== MATERIAL FOR THIS TASK

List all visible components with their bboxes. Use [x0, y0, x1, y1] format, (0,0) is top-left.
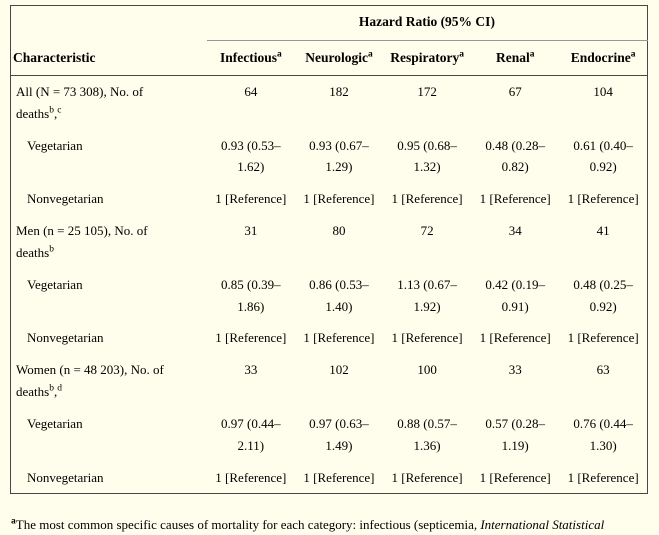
value-cell: 1 [Reference]: [479, 191, 551, 207]
footnote-text: The most common specific causes of morta…: [15, 517, 481, 533]
row-label: Vegetarian: [27, 137, 83, 153]
value-cell: 1 [Reference]: [215, 469, 287, 485]
value-cell: 0.85 (0.39– 1.86): [221, 276, 281, 314]
value-cell: 104: [593, 84, 613, 99]
value-cell: 0.42 (0.19– 0.91): [485, 276, 546, 314]
value-cell: 41: [596, 223, 610, 239]
table-row: Women (n = 48 203), No. of deathsb,d 33 10…: [11, 354, 648, 408]
row-label: Nonvegetarian: [27, 469, 104, 485]
column-header: Neurologica: [294, 40, 384, 76]
table-row: All (N = 73 308), No. of deathsb,c 64 182 1…: [11, 76, 648, 130]
value-cell: 1 [Reference]: [215, 330, 287, 346]
table-row: Vegetarian 0.93 (0.53– 1.62) 0.93 (0.67– 1.2…: [11, 130, 648, 184]
hazard-ratio-table: Hazard Ratio (95% CI) Characteristic Inf…: [10, 5, 648, 495]
table-row: Nonvegetarian 1 [Reference] 1 [Reference] 1…: [11, 462, 648, 494]
value-cell: 1 [Reference]: [391, 191, 463, 207]
column-header: Endocrinea: [559, 40, 648, 76]
value-cell: 102: [329, 362, 349, 378]
column-header: Respiratorya: [383, 40, 472, 76]
value-cell: 33: [508, 362, 522, 378]
value-cell: 63: [596, 362, 610, 378]
value-cell: 0.76 (0.44– 1.30): [573, 415, 633, 453]
value-cell: 0.86 (0.53– 1.40): [309, 276, 369, 314]
value-cell: 0.48 (0.25– 0.92): [573, 276, 633, 314]
value-cell: 0.88 (0.57– 1.36): [397, 415, 457, 453]
table-row: Men (n = 25 105), No. of deathsb 31 80 72 34…: [11, 215, 648, 269]
value-cell: 72: [420, 223, 434, 239]
footnote: aThe most common specific causes of mort…: [11, 516, 649, 534]
value-cell: 1 [Reference]: [567, 191, 639, 207]
value-cell: 172: [417, 84, 437, 99]
row-label: Vegetarian: [27, 415, 83, 431]
value-cell: 0.97 (0.63– 1.49): [309, 415, 369, 453]
value-cell: 182: [329, 84, 349, 99]
column-header-row: Characteristic Infectiousa Neurologica Res…: [10, 40, 648, 76]
row-label: Nonvegetarian: [27, 191, 104, 207]
value-cell: 1 [Reference]: [215, 191, 287, 207]
value-cell: 1 [Reference]: [391, 469, 463, 485]
value-cell: 0.57 (0.28– 1.19): [485, 415, 546, 453]
value-cell: 1 [Reference]: [391, 330, 463, 346]
value-cell: 1 [Reference]: [479, 469, 551, 485]
value-cell: 1 [Reference]: [303, 469, 375, 485]
value-cell: 1 [Reference]: [567, 469, 639, 485]
characteristic-header: Characteristic: [10, 40, 207, 76]
value-cell: 1 [Reference]: [479, 330, 551, 346]
value-cell: 0.93 (0.53– 1.62): [221, 137, 281, 175]
corner-cell: [11, 6, 207, 41]
span-header: Hazard Ratio (95% CI): [206, 5, 648, 41]
value-cell: 31: [244, 223, 258, 239]
column-header: Infectiousa: [206, 40, 295, 76]
value-cell: 1 [Reference]: [567, 330, 639, 346]
value-cell: 0.97 (0.44– 2.11): [221, 415, 281, 453]
value-cell: 1 [Reference]: [303, 330, 375, 346]
table-row: Vegetarian 0.85 (0.39– 1.86) 0.86 (0.53– 1.4…: [11, 269, 648, 323]
row-label: Men (n = 25 105), No. of deathsb: [16, 223, 148, 260]
row-label: Vegetarian: [27, 276, 83, 292]
value-cell: 34: [508, 223, 522, 239]
value-cell: 100: [417, 362, 437, 378]
value-cell: 0.95 (0.68– 1.32): [397, 137, 457, 175]
span-header-row: Hazard Ratio (95% CI): [11, 5, 648, 41]
row-label: All (N = 73 308), No. of deathsb,c: [16, 84, 144, 121]
value-cell: 0.93 (0.67– 1.29): [309, 137, 369, 175]
table-row: Nonvegetarian 1 [Reference] 1 [Reference] 1…: [11, 183, 648, 215]
value-cell: 33: [244, 362, 258, 378]
value-cell: 0.61 (0.40– 0.92): [573, 137, 633, 175]
value-cell: 1 [Reference]: [303, 191, 375, 207]
value-cell: 0.48 (0.28– 0.82): [485, 137, 546, 175]
row-label: Nonvegetarian: [27, 330, 104, 346]
table-row: Vegetarian 0.97 (0.44– 2.11) 0.97 (0.63– 1.4…: [11, 408, 648, 462]
table-body: All (N = 73 308), No. of deathsb,c 64 182 1…: [11, 76, 648, 494]
column-header: Renala: [471, 40, 560, 76]
value-cell: 67: [508, 84, 522, 99]
value-cell: 80: [332, 223, 346, 239]
value-cell: 64: [244, 84, 258, 99]
table-row: Nonvegetarian 1 [Reference] 1 [Reference] 1…: [11, 322, 648, 354]
row-label: Women (n = 48 203), No. of deathsb,d: [16, 362, 164, 400]
value-cell: 1.13 (0.67– 1.92): [397, 276, 457, 314]
footnote-italic-text: International Statistical: [480, 517, 605, 533]
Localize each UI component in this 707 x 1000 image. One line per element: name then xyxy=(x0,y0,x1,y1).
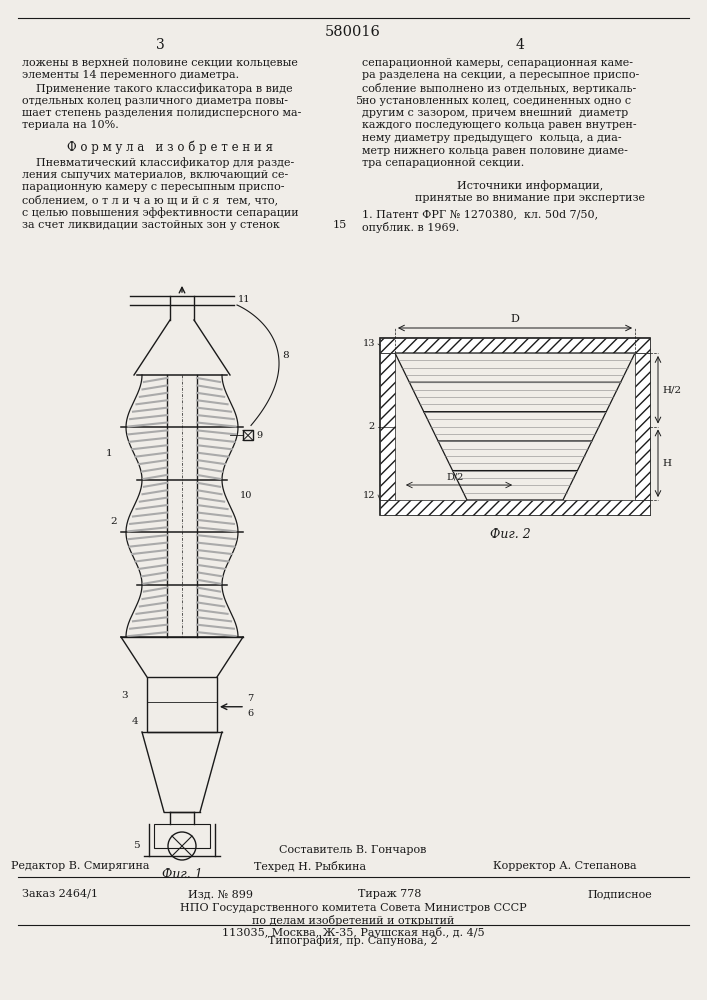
Text: принятые во внимание при экспертизе: принятые во внимание при экспертизе xyxy=(415,193,645,203)
Text: Фиг. 2: Фиг. 2 xyxy=(490,528,530,542)
Text: 113035, Москва, Ж-35, Раушская наб., д. 4/5: 113035, Москва, Ж-35, Раушская наб., д. … xyxy=(222,927,484,938)
Text: каждого последующего кольца равен внутрен-: каждого последующего кольца равен внутре… xyxy=(362,120,636,130)
Text: Составитель В. Гончаров: Составитель В. Гончаров xyxy=(279,845,427,855)
Text: 6: 6 xyxy=(247,709,253,718)
Text: Источники информации,: Источники информации, xyxy=(457,180,603,191)
Text: 10: 10 xyxy=(240,491,252,500)
Text: соблением, о т л и ч а ю щ и й с я  тем, что,: соблением, о т л и ч а ю щ и й с я тем, … xyxy=(22,194,278,205)
Text: 13: 13 xyxy=(363,340,375,349)
Text: Фиг. 1: Фиг. 1 xyxy=(162,867,202,880)
Text: ления сыпучих материалов, включающий се-: ления сыпучих материалов, включающий се- xyxy=(22,169,288,180)
Text: Ф о р м у л а   и з о б р е т е н и я: Ф о р м у л а и з о б р е т е н и я xyxy=(67,141,273,154)
Text: 580016: 580016 xyxy=(325,25,381,39)
Text: тра сепарационной секции.: тра сепарационной секции. xyxy=(362,158,525,168)
Text: собление выполнено из отдельных, вертикаль-: собление выполнено из отдельных, вертика… xyxy=(362,83,636,94)
Text: D: D xyxy=(510,314,520,324)
Text: с целью повышения эффективности сепарации: с целью повышения эффективности сепараци… xyxy=(22,207,298,218)
Text: метр нижнего кольца равен половине диаме-: метр нижнего кольца равен половине диаме… xyxy=(362,145,628,155)
Text: сепарационной камеры, сепарационная каме-: сепарационной камеры, сепарационная каме… xyxy=(362,58,633,68)
Text: Корректор А. Степанова: Корректор А. Степанова xyxy=(493,861,637,871)
Text: парационную камеру с пересыпным приспо-: парационную камеру с пересыпным приспо- xyxy=(22,182,284,192)
Text: НПО Государственного комитета Совета Министров СССР: НПО Государственного комитета Совета Мин… xyxy=(180,903,526,913)
Text: 3: 3 xyxy=(122,690,128,700)
Text: нему диаметру предыдущего  кольца, а диа-: нему диаметру предыдущего кольца, а диа- xyxy=(362,133,621,143)
Text: Заказ 2464/1: Заказ 2464/1 xyxy=(22,889,98,899)
Text: 4: 4 xyxy=(132,716,139,726)
Text: 5: 5 xyxy=(133,842,139,850)
Text: другим с зазором, причем внешний  диаметр: другим с зазором, причем внешний диаметр xyxy=(362,108,629,118)
Text: Применение такого классификатора в виде: Применение такого классификатора в виде xyxy=(22,83,293,94)
Text: териала на 10%.: териала на 10%. xyxy=(22,120,119,130)
Bar xyxy=(243,430,253,440)
Text: Тираж 778: Тираж 778 xyxy=(358,889,421,899)
Text: элементы 14 переменного диаметра.: элементы 14 переменного диаметра. xyxy=(22,70,239,81)
Text: 3: 3 xyxy=(156,38,164,52)
Text: Пневматический классификатор для разде-: Пневматический классификатор для разде- xyxy=(22,157,294,168)
Text: 4: 4 xyxy=(515,38,525,52)
Text: Типография, пр. Сапунова, 2: Типография, пр. Сапунова, 2 xyxy=(268,935,438,946)
Bar xyxy=(380,338,650,353)
Text: 1. Патент ФРГ № 1270380,  кл. 50d 7/50,: 1. Патент ФРГ № 1270380, кл. 50d 7/50, xyxy=(362,210,598,220)
Text: 7: 7 xyxy=(247,694,253,703)
Text: 8: 8 xyxy=(282,351,288,360)
Bar xyxy=(380,500,650,515)
Bar xyxy=(380,353,395,500)
Bar xyxy=(380,338,650,515)
Text: H/2: H/2 xyxy=(662,385,681,394)
Text: 12: 12 xyxy=(363,490,375,499)
Text: ра разделена на секции, а пересыпное приспо-: ра разделена на секции, а пересыпное при… xyxy=(362,70,639,81)
Text: Редактор В. Смирягина: Редактор В. Смирягина xyxy=(11,861,149,871)
Text: 2: 2 xyxy=(111,517,117,526)
Bar xyxy=(154,824,210,848)
Bar xyxy=(635,353,650,500)
Text: 1: 1 xyxy=(105,449,112,458)
Text: Подписное: Подписное xyxy=(588,889,653,899)
Text: Техред Н. Рыбкина: Техред Н. Рыбкина xyxy=(254,861,366,872)
Text: 15: 15 xyxy=(333,220,347,230)
Text: H: H xyxy=(662,459,671,468)
Text: за счет ликвидации застойных зон у стенок: за счет ликвидации застойных зон у стено… xyxy=(22,220,280,230)
Text: 11: 11 xyxy=(238,294,250,304)
Text: но установленных колец, соединенных одно с: но установленных колец, соединенных одно… xyxy=(362,96,631,105)
Text: 5: 5 xyxy=(356,96,363,105)
Bar xyxy=(147,677,217,732)
Text: 2: 2 xyxy=(369,422,375,431)
Text: Изд. № 899: Изд. № 899 xyxy=(187,889,252,899)
Text: шает степень разделения полидисперсного ма-: шает степень разделения полидисперсного … xyxy=(22,108,301,118)
Text: по делам изобретений и открытий: по делам изобретений и открытий xyxy=(252,915,454,926)
Text: ложены в верхней половине секции кольцевые: ложены в верхней половине секции кольцев… xyxy=(22,58,298,68)
Text: опублик. в 1969.: опублик. в 1969. xyxy=(362,222,460,233)
Text: D/2: D/2 xyxy=(446,472,464,481)
Text: 9: 9 xyxy=(256,431,262,440)
Text: отдельных колец различного диаметра повы-: отдельных колец различного диаметра повы… xyxy=(22,96,288,105)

====

TASK REQUIREMENTS
Please copy the stretch of rows from the line containing "value-cell: 1 [Reference]: [479, 191, 551, 207]" through the line containing "value-cell: 41: [596, 223, 610, 239]", keeping every character as it appears.

TASK RESPONSE
value-cell: 1 [Reference]: [479, 191, 551, 207]
footnote-text: The most common specific causes of morta…: [15, 517, 481, 533]
row-label: Vegetarian: [27, 137, 83, 153]
value-cell: 1 [Reference]: [215, 469, 287, 485]
value-cell: 0.85 (0.39– 1.86): [221, 276, 281, 314]
value-cell: 104: [593, 84, 613, 99]
value-cell: 0.42 (0.19– 0.91): [485, 276, 546, 314]
value-cell: 41: [596, 223, 610, 239]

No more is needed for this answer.